● What needs to be done
Note each line of the listing that contains the string "nach", and copy it.

● Information shown

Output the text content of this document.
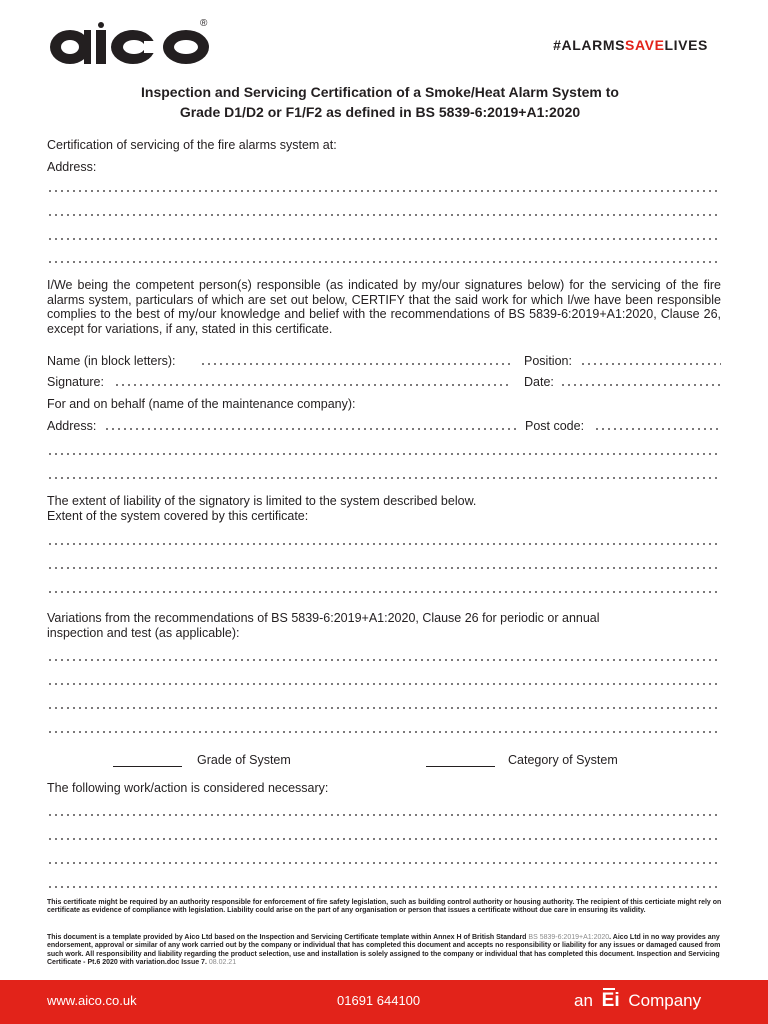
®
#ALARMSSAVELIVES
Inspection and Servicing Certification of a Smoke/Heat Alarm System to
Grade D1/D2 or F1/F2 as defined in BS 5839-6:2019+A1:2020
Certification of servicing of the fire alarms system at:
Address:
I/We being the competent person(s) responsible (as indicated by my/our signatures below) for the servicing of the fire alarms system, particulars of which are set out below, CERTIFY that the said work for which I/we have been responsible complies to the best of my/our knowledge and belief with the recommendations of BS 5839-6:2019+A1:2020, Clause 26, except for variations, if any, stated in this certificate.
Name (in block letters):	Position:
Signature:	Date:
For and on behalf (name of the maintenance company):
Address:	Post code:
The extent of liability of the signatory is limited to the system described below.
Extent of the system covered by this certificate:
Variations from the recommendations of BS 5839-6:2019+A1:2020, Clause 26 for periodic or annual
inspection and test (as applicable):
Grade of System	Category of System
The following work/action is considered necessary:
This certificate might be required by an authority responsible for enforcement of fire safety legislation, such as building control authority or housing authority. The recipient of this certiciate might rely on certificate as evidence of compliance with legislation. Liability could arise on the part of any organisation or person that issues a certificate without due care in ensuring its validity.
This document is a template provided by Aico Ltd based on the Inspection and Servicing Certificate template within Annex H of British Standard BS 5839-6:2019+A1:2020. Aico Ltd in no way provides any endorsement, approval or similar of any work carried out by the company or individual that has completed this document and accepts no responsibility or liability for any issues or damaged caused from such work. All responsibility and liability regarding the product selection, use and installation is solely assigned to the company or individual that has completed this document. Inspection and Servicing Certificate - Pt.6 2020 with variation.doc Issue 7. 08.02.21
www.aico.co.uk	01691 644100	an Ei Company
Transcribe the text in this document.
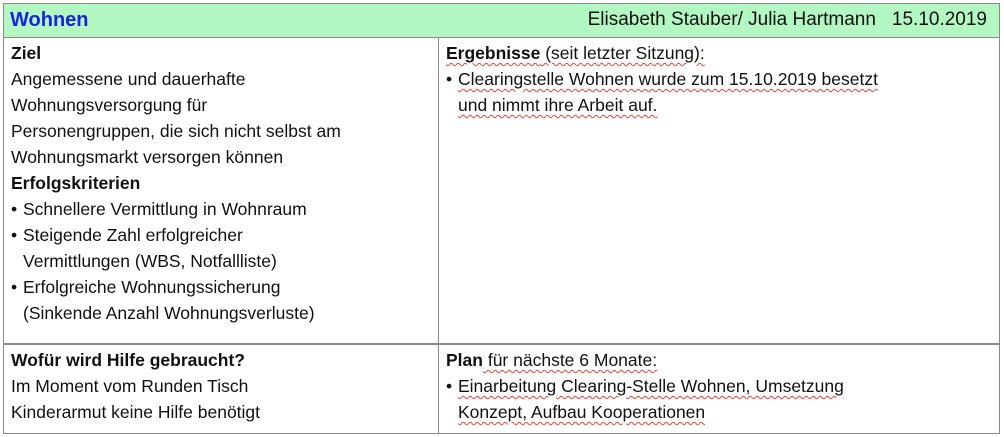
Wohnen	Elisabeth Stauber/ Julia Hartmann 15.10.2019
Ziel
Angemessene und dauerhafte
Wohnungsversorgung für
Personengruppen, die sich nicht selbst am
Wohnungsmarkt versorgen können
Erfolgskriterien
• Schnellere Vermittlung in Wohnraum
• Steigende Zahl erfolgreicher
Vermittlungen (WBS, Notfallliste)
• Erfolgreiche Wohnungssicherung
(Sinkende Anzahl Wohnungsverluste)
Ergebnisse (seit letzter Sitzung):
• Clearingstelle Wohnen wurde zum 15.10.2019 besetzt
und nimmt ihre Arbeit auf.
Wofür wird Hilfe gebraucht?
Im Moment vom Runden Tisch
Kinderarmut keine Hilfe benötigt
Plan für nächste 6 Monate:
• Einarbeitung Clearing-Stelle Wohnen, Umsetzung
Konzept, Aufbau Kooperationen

---

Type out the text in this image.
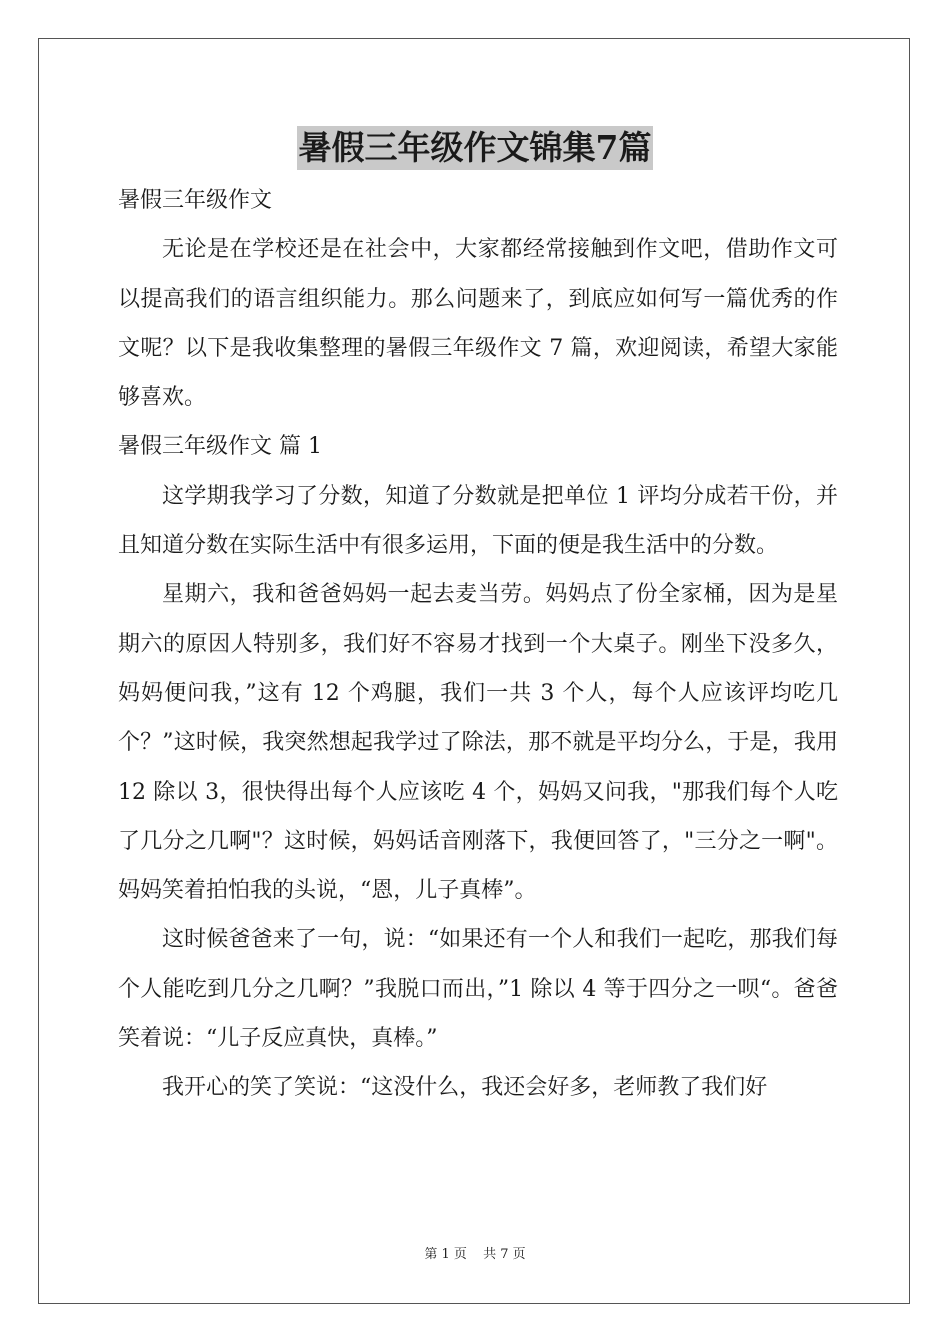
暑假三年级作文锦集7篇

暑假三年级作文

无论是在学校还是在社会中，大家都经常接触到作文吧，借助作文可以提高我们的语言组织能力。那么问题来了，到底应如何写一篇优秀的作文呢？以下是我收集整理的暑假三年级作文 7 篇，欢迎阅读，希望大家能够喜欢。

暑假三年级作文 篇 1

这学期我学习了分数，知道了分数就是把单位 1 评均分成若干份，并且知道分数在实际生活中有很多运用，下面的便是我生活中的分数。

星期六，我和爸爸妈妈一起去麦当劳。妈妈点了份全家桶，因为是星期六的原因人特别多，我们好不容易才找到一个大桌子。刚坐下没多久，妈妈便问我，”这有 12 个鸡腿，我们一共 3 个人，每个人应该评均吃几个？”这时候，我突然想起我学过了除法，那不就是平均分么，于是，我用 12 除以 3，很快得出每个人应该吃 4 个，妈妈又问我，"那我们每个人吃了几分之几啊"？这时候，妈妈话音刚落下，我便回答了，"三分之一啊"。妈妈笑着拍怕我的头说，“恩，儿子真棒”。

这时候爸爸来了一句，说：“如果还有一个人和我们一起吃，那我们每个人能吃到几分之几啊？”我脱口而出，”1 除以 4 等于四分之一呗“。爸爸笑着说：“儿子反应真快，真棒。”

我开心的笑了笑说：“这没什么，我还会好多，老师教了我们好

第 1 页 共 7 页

* * *

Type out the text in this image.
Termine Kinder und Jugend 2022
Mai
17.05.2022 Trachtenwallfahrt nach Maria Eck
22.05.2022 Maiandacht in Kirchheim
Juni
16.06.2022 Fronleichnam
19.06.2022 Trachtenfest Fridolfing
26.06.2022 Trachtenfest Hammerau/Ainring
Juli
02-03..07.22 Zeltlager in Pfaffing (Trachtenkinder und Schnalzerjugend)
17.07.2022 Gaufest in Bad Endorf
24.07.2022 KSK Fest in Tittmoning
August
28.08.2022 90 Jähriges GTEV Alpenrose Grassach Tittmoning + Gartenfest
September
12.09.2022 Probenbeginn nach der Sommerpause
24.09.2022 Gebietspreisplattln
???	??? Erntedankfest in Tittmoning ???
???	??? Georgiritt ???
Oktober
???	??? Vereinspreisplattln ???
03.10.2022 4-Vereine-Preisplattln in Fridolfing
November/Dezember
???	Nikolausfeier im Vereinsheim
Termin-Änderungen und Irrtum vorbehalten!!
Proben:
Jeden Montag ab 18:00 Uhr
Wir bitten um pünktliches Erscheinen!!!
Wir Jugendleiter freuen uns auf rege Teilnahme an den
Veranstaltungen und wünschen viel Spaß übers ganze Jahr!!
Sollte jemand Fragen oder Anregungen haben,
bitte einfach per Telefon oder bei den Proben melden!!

● Solved exercise
17.05.2022 Trachtenwallfahrt nach Maria Eck
12.09.2022 Probenbeginn nach der Sommerpause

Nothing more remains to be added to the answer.